* [Work to complete]: Pictures in the data below are not part of the copy; transcribe everything else exactly.

....

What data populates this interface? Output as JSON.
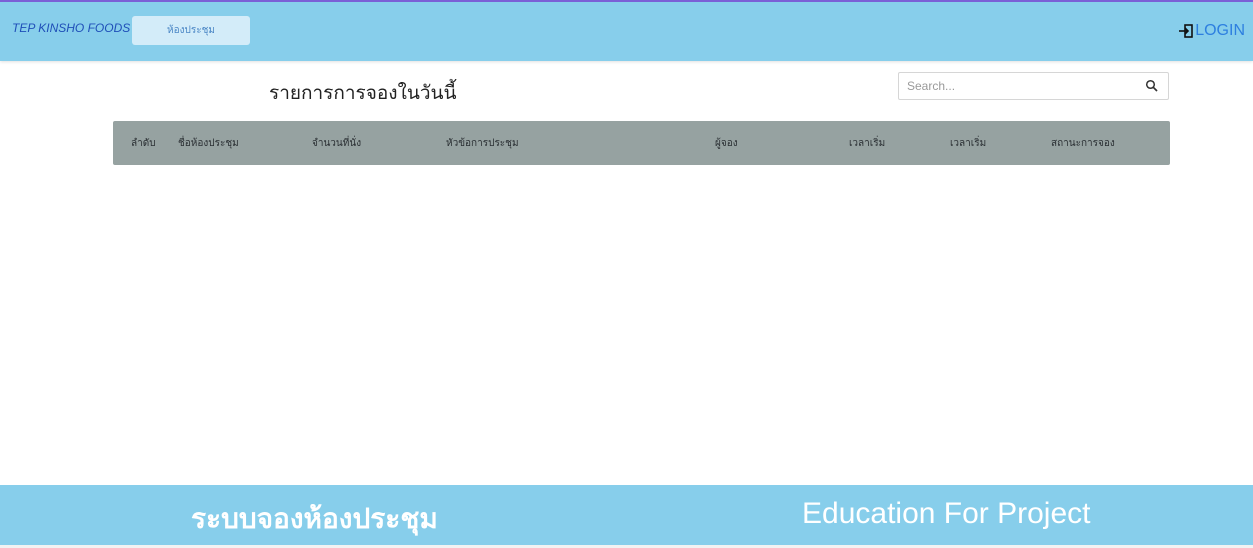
{
  "header": {
    "brand": "TEP KINSHO FOODS",
    "nav_item": "ห้องประชุม",
    "login_label": "LOGIN",
    "login_icon": "login-icon"
  },
  "main": {
    "title": "รายการการจองในวันนี้",
    "search": {
      "placeholder": "Search...",
      "value": "",
      "icon": "search-icon"
    },
    "table": {
      "columns": [
        "ลำดับ",
        "ชื่อห้องประชุม",
        "จำนวนที่นั่ง",
        "หัวข้อการประชุม",
        "ผู้จอง",
        "เวลาเริ่ม",
        "เวลาเริ่ม",
        "สถานะการจอง"
      ],
      "rows": []
    }
  },
  "footer": {
    "left_text": "ระบบจองห้องประชุม",
    "right_text": "Education For Project"
  },
  "colors": {
    "header_bg": "#87ceeb",
    "table_header_bg": "#96a2a1",
    "link": "#2d7fe0"
  }
}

....

* [Written answer]:
What data populates this interface? Output as JSON.
{
  "header": {
    "brand": "TEP KINSHO FOODS",
    "nav_item": "ห้องประชุม",
    "login_label": "LOGIN",
    "login_icon": "login-icon"
  },
  "main": {
    "title": "รายการการจองในวันนี้",
    "search": {
      "placeholder": "Search...",
      "value": "",
      "icon": "search-icon"
    },
    "table": {
      "columns": [
        "ลำดับ",
        "ชื่อห้องประชุม",
        "จำนวนที่นั่ง",
        "หัวข้อการประชุม",
        "ผู้จอง",
        "เวลาเริ่ม",
        "เวลาเริ่ม",
        "สถานะการจอง"
      ],
      "rows": []
    }
  },
  "footer": {
    "left_text": "ระบบจองห้องประชุม",
    "right_text": "Education For Project"
  },
  "colors": {
    "header_bg": "#87ceeb",
    "table_header_bg": "#96a2a1",
    "link": "#2d7fe0"
  }
}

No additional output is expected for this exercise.